### [Problem to work on]
Read the data and repeat all of it exactly.

(Data records)

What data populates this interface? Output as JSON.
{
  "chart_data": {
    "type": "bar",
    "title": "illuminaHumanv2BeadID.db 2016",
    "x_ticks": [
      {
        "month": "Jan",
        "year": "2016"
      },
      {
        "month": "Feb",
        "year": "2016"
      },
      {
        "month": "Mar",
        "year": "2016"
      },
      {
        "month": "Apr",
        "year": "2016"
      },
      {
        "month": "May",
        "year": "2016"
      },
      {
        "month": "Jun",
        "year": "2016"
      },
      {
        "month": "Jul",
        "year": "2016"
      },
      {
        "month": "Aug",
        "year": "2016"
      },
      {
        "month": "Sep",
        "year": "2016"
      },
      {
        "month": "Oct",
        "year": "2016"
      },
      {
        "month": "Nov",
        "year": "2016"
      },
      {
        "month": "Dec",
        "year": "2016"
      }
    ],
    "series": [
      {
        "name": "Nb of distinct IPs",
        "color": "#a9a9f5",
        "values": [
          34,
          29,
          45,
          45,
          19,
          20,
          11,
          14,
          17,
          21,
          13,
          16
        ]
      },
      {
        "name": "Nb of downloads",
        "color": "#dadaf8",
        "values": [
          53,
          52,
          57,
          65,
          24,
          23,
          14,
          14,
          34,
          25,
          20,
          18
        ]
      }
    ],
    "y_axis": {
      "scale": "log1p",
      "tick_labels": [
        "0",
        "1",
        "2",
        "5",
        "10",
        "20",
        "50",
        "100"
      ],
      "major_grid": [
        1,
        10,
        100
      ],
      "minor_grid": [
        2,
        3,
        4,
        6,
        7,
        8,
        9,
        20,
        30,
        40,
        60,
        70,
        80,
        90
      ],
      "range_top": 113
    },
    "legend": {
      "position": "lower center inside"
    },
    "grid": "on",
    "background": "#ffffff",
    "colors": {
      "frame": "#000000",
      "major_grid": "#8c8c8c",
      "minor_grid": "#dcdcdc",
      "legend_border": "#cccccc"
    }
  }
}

### [Output of the exercise]
What data populates this interface? Output as JSON.
{
  "chart_data": {
    "type": "bar",
    "title": "illuminaHumanv2BeadID.db 2016",
    "x_ticks": [
      {
        "month": "Jan",
        "year": "2016"
      },
      {
        "month": "Feb",
        "year": "2016"
      },
      {
        "month": "Mar",
        "year": "2016"
      },
      {
        "month": "Apr",
        "year": "2016"
      },
      {
        "month": "May",
        "year": "2016"
      },
      {
        "month": "Jun",
        "year": "2016"
      },
      {
        "month": "Jul",
        "year": "2016"
      },
      {
        "month": "Aug",
        "year": "2016"
      },
      {
        "month": "Sep",
        "year": "2016"
      },
      {
        "month": "Oct",
        "year": "2016"
      },
      {
        "month": "Nov",
        "year": "2016"
      },
      {
        "month": "Dec",
        "year": "2016"
      }
    ],
    "series": [
      {
        "name": "Nb of distinct IPs",
        "color": "#a9a9f5",
        "values": [
          34,
          29,
          45,
          45,
          19,
          20,
          11,
          14,
          17,
          21,
          13,
          16
        ]
      },
      {
        "name": "Nb of downloads",
        "color": "#dadaf8",
        "values": [
          53,
          52,
          57,
          65,
          24,
          23,
          14,
          14,
          34,
          25,
          20,
          18
        ]
      }
    ],
    "y_axis": {
      "scale": "log1p",
      "tick_labels": [
        "0",
        "1",
        "2",
        "5",
        "10",
        "20",
        "50",
        "100"
      ],
      "major_grid": [
        1,
        10,
        100
      ],
      "minor_grid": [
        2,
        3,
        4,
        6,
        7,
        8,
        9,
        20,
        30,
        40,
        60,
        70,
        80,
        90
      ],
      "range_top": 113
    },
    "legend": {
      "position": "lower center inside"
    },
    "grid": "on",
    "background": "#ffffff",
    "colors": {
      "frame": "#000000",
      "major_grid": "#8c8c8c",
      "minor_grid": "#dcdcdc",
      "legend_border": "#cccccc"
    }
  }
}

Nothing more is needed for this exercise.